→ **EXERCISE DIRECTIONS**
Beginning at the line that contains "Read out every word on this page.", transcribe the remaining lines of the listing exactly; include the final line and omit everything before.

Stored data entries:

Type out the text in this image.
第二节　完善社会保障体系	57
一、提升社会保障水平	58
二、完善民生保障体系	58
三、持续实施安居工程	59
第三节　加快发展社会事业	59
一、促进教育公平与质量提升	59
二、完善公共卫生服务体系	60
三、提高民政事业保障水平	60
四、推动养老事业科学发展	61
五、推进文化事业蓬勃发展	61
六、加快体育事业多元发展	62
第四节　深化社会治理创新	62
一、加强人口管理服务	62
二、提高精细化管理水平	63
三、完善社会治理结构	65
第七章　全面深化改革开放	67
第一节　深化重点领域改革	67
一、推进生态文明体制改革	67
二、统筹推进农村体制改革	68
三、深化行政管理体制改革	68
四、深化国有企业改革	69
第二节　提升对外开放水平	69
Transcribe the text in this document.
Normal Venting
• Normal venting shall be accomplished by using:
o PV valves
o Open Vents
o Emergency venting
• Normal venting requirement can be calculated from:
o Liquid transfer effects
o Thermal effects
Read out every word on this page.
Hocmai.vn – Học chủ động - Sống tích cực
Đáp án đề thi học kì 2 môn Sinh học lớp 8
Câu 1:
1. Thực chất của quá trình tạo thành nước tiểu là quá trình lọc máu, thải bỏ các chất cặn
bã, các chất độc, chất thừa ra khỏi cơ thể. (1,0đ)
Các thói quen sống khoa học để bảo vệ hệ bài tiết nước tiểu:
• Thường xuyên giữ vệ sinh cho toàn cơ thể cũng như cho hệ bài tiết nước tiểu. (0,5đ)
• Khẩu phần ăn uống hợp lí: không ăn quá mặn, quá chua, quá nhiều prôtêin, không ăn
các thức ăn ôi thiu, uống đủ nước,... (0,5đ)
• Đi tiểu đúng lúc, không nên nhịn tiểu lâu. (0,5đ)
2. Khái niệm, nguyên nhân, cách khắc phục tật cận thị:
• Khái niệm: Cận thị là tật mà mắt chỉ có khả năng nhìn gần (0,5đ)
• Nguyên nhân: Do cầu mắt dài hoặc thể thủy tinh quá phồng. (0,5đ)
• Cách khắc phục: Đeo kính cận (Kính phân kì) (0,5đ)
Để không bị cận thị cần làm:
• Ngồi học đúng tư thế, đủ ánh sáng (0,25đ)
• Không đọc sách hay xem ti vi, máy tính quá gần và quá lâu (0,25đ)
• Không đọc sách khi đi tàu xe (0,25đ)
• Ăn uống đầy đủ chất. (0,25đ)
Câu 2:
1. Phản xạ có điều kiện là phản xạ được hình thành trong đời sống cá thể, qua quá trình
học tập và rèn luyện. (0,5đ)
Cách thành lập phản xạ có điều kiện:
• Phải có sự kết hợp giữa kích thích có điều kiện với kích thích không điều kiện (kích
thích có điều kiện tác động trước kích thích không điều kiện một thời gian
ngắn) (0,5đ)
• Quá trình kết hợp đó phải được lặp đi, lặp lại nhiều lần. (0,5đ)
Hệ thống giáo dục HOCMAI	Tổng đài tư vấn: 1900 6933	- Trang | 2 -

→ **FINISHED ANSWER**
Read out every word on this page.
Hocmai.vn – Học chủ động - Sống tích cực
Đáp án đề thi học kì 2 môn Sinh học lớp 8
Câu 1:
1. Thực chất của quá trình tạo thành nước tiểu là quá trình lọc máu, thải bỏ các chất cặn
bã, các chất độc, chất thừa ra khỏi cơ thể. (1,0đ)
Các thói quen sống khoa học để bảo vệ hệ bài tiết nước tiểu:
• Thường xuyên giữ vệ sinh cho toàn cơ thể cũng như cho hệ bài tiết nước tiểu. (0,5đ)
• Khẩu phần ăn uống hợp lí: không ăn quá mặn, quá chua, quá nhiều prôtêin, không ăn
các thức ăn ôi thiu, uống đủ nước,... (0,5đ)
• Đi tiểu đúng lúc, không nên nhịn tiểu lâu. (0,5đ)
2. Khái niệm, nguyên nhân, cách khắc phục tật cận thị:
• Khái niệm: Cận thị là tật mà mắt chỉ có khả năng nhìn gần (0,5đ)
• Nguyên nhân: Do cầu mắt dài hoặc thể thủy tinh quá phồng. (0,5đ)
• Cách khắc phục: Đeo kính cận (Kính phân kì) (0,5đ)
Để không bị cận thị cần làm:
• Ngồi học đúng tư thế, đủ ánh sáng (0,25đ)
• Không đọc sách hay xem ti vi, máy tính quá gần và quá lâu (0,25đ)
• Không đọc sách khi đi tàu xe (0,25đ)
• Ăn uống đầy đủ chất. (0,25đ)
Câu 2:
1. Phản xạ có điều kiện là phản xạ được hình thành trong đời sống cá thể, qua quá trình
học tập và rèn luyện. (0,5đ)
Cách thành lập phản xạ có điều kiện:
• Phải có sự kết hợp giữa kích thích có điều kiện với kích thích không điều kiện (kích
thích có điều kiện tác động trước kích thích không điều kiện một thời gian
ngắn) (0,5đ)
• Quá trình kết hợp đó phải được lặp đi, lặp lại nhiều lần. (0,5đ)
Hệ thống giáo dục HOCMAI	Tổng đài tư vấn: 1900 6933	- Trang | 2 -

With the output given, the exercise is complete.